= Instructions to follow =
Repeat all entries exactly.

— begin Material provided —

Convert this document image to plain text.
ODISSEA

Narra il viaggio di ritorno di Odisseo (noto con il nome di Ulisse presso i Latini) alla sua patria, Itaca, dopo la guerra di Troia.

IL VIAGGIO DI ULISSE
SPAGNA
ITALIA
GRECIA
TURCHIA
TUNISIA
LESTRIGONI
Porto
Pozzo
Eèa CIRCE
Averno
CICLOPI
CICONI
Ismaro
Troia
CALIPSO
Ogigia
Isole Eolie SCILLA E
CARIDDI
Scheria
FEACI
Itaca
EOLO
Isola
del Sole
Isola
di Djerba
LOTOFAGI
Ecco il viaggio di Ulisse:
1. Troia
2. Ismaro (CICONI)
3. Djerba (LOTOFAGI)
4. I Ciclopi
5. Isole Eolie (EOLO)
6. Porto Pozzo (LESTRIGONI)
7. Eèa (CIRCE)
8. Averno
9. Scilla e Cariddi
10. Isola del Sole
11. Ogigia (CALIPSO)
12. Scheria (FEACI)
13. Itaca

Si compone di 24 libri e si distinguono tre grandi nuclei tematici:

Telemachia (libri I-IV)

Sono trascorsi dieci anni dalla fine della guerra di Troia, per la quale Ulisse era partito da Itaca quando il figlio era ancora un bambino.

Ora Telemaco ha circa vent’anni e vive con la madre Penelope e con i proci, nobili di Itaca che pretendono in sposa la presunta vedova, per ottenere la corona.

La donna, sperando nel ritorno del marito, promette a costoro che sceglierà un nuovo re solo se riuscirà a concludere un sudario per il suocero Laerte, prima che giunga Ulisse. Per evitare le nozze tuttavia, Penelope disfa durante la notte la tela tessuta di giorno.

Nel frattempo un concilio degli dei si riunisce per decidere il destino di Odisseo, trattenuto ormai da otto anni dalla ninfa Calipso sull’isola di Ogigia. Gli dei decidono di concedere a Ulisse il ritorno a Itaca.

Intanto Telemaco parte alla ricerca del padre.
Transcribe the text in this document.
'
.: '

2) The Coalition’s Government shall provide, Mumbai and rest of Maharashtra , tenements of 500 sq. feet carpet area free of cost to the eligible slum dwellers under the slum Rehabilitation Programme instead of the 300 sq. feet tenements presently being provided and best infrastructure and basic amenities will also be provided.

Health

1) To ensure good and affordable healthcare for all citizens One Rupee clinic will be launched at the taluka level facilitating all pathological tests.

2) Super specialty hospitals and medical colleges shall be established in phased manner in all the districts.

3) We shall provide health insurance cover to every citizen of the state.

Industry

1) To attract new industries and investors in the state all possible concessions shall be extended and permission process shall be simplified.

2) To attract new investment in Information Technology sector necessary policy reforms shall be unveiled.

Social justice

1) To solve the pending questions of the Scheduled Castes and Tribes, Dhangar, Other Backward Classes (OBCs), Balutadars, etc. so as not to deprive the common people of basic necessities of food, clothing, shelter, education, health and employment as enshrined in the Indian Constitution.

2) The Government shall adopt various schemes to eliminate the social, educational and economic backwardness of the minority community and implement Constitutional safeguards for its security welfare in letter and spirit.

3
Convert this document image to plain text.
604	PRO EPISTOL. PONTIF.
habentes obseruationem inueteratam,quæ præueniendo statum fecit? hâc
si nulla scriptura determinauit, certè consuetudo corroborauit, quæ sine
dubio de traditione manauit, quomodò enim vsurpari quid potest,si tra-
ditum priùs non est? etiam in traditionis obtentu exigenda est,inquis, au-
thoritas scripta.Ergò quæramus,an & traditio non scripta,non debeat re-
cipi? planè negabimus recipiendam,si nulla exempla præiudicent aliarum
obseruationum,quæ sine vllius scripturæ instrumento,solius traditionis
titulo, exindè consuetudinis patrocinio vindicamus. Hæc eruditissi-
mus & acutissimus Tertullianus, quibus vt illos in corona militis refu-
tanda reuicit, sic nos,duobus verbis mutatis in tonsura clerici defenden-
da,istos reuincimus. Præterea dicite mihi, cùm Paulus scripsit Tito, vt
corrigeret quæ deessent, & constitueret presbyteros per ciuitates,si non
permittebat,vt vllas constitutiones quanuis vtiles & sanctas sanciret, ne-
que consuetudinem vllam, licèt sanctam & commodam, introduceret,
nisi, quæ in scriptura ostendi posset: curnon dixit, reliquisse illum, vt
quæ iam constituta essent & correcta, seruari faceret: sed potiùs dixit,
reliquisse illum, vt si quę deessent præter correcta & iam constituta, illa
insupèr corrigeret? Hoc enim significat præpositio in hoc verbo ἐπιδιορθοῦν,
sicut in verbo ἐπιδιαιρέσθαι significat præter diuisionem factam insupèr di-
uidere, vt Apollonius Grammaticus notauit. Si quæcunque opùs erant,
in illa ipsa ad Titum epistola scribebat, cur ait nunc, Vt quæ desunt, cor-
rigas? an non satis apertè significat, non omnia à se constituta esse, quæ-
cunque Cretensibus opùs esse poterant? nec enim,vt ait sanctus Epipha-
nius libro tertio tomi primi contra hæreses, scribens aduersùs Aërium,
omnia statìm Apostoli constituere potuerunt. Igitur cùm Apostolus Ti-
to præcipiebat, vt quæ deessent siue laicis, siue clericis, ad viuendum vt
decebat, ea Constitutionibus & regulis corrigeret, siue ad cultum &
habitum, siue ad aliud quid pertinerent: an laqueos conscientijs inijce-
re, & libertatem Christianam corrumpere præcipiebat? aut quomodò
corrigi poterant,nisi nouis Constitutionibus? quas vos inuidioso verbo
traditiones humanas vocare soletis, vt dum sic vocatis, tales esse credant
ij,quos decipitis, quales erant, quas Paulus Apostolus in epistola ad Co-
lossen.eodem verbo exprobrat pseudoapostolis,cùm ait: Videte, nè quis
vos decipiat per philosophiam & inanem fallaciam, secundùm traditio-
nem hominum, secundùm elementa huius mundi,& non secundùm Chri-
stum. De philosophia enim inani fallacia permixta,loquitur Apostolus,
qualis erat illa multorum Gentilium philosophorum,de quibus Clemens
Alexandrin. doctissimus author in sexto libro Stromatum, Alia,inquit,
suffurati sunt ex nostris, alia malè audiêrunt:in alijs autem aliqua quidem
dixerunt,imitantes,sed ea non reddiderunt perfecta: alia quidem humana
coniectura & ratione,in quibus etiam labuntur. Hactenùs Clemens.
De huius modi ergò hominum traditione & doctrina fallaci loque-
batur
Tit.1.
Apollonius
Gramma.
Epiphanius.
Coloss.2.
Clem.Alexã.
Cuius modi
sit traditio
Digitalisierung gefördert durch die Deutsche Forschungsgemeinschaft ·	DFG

— end Material provided —

= Exercise answer =
Convert this document image to plain text.
ODISSEA

Narra il viaggio di ritorno di Odisseo (noto con il nome di Ulisse presso i Latini) alla sua patria, Itaca, dopo la guerra di Troia.

IL VIAGGIO DI ULISSE
SPAGNA
ITALIA
GRECIA
TURCHIA
TUNISIA
LESTRIGONI
Porto
Pozzo
Eèa CIRCE
Averno
CICLOPI
CICONI
Ismaro
Troia
CALIPSO
Ogigia
Isole Eolie SCILLA E
CARIDDI
Scheria
FEACI
Itaca
EOLO
Isola
del Sole
Isola
di Djerba
LOTOFAGI
Ecco il viaggio di Ulisse:
1. Troia
2. Ismaro (CICONI)
3. Djerba (LOTOFAGI)
4. I Ciclopi
5. Isole Eolie (EOLO)
6. Porto Pozzo (LESTRIGONI)
7. Eèa (CIRCE)
8. Averno
9. Scilla e Cariddi
10. Isola del Sole
11. Ogigia (CALIPSO)
12. Scheria (FEACI)
13. Itaca

Si compone di 24 libri e si distinguono tre grandi nuclei tematici:

Telemachia (libri I-IV)

Sono trascorsi dieci anni dalla fine della guerra di Troia, per la quale Ulisse era partito da Itaca quando il figlio era ancora un bambino.

Ora Telemaco ha circa vent’anni e vive con la madre Penelope e con i proci, nobili di Itaca che pretendono in sposa la presunta vedova, per ottenere la corona.

La donna, sperando nel ritorno del marito, promette a costoro che sceglierà un nuovo re solo se riuscirà a concludere un sudario per il suocero Laerte, prima che giunga Ulisse. Per evitare le nozze tuttavia, Penelope disfa durante la notte la tela tessuta di giorno.

Nel frattempo un concilio degli dei si riunisce per decidere il destino di Odisseo, trattenuto ormai da otto anni dalla ninfa Calipso sull’isola di Ogigia. Gli dei decidono di concedere a Ulisse il ritorno a Itaca.

Intanto Telemaco parte alla ricerca del padre.
Transcribe the text in this document.
'
.: '

2) The Coalition’s Government shall provide, Mumbai and rest of Maharashtra , tenements of 500 sq. feet carpet area free of cost to the eligible slum dwellers under the slum Rehabilitation Programme instead of the 300 sq. feet tenements presently being provided and best infrastructure and basic amenities will also be provided.

Health

1) To ensure good and affordable healthcare for all citizens One Rupee clinic will be launched at the taluka level facilitating all pathological tests.

2) Super specialty hospitals and medical colleges shall be established in phased manner in all the districts.

3) We shall provide health insurance cover to every citizen of the state.

Industry

1) To attract new industries and investors in the state all possible concessions shall be extended and permission process shall be simplified.

2) To attract new investment in Information Technology sector necessary policy reforms shall be unveiled.

Social justice

1) To solve the pending questions of the Scheduled Castes and Tribes, Dhangar, Other Backward Classes (OBCs), Balutadars, etc. so as not to deprive the common people of basic necessities of food, clothing, shelter, education, health and employment as enshrined in the Indian Constitution.

2) The Government shall adopt various schemes to eliminate the social, educational and economic backwardness of the minority community and implement Constitutional safeguards for its security welfare in letter and spirit.

3
Convert this document image to plain text.
604	PRO EPISTOL. PONTIF.
habentes obseruationem inueteratam,quæ præueniendo statum fecit? hâc
si nulla scriptura determinauit, certè consuetudo corroborauit, quæ sine
dubio de traditione manauit, quomodò enim vsurpari quid potest,si tra-
ditum priùs non est? etiam in traditionis obtentu exigenda est,inquis, au-
thoritas scripta.Ergò quæramus,an & traditio non scripta,non debeat re-
cipi? planè negabimus recipiendam,si nulla exempla præiudicent aliarum
obseruationum,quæ sine vllius scripturæ instrumento,solius traditionis
titulo, exindè consuetudinis patrocinio vindicamus. Hæc eruditissi-
mus & acutissimus Tertullianus, quibus vt illos in corona militis refu-
tanda reuicit, sic nos,duobus verbis mutatis in tonsura clerici defenden-
da,istos reuincimus. Præterea dicite mihi, cùm Paulus scripsit Tito, vt
corrigeret quæ deessent, & constitueret presbyteros per ciuitates,si non
permittebat,vt vllas constitutiones quanuis vtiles & sanctas sanciret, ne-
que consuetudinem vllam, licèt sanctam & commodam, introduceret,
nisi, quæ in scriptura ostendi posset: curnon dixit, reliquisse illum, vt
quæ iam constituta essent & correcta, seruari faceret: sed potiùs dixit,
reliquisse illum, vt si quę deessent præter correcta & iam constituta, illa
insupèr corrigeret? Hoc enim significat præpositio in hoc verbo ἐπιδιορθοῦν,
sicut in verbo ἐπιδιαιρέσθαι significat præter diuisionem factam insupèr di-
uidere, vt Apollonius Grammaticus notauit. Si quæcunque opùs erant,
in illa ipsa ad Titum epistola scribebat, cur ait nunc, Vt quæ desunt, cor-
rigas? an non satis apertè significat, non omnia à se constituta esse, quæ-
cunque Cretensibus opùs esse poterant? nec enim,vt ait sanctus Epipha-
nius libro tertio tomi primi contra hæreses, scribens aduersùs Aërium,
omnia statìm Apostoli constituere potuerunt. Igitur cùm Apostolus Ti-
to præcipiebat, vt quæ deessent siue laicis, siue clericis, ad viuendum vt
decebat, ea Constitutionibus & regulis corrigeret, siue ad cultum &
habitum, siue ad aliud quid pertinerent: an laqueos conscientijs inijce-
re, & libertatem Christianam corrumpere præcipiebat? aut quomodò
corrigi poterant,nisi nouis Constitutionibus? quas vos inuidioso verbo
traditiones humanas vocare soletis, vt dum sic vocatis, tales esse credant
ij,quos decipitis, quales erant, quas Paulus Apostolus in epistola ad Co-
lossen.eodem verbo exprobrat pseudoapostolis,cùm ait: Videte, nè quis
vos decipiat per philosophiam & inanem fallaciam, secundùm traditio-
nem hominum, secundùm elementa huius mundi,& non secundùm Chri-
stum. De philosophia enim inani fallacia permixta,loquitur Apostolus,
qualis erat illa multorum Gentilium philosophorum,de quibus Clemens
Alexandrin. doctissimus author in sexto libro Stromatum, Alia,inquit,
suffurati sunt ex nostris, alia malè audiêrunt:in alijs autem aliqua quidem
dixerunt,imitantes,sed ea non reddiderunt perfecta: alia quidem humana
coniectura & ratione,in quibus etiam labuntur. Hactenùs Clemens.
De huius modi ergò hominum traditione & doctrina fallaci loque-
batur
Tit.1.
Apollonius
Gramma.
Epiphanius.
Coloss.2.
Clem.Alexã.
Cuius modi
sit traditio
Digitalisierung gefördert durch die Deutsche Forschungsgemeinschaft ·	DFG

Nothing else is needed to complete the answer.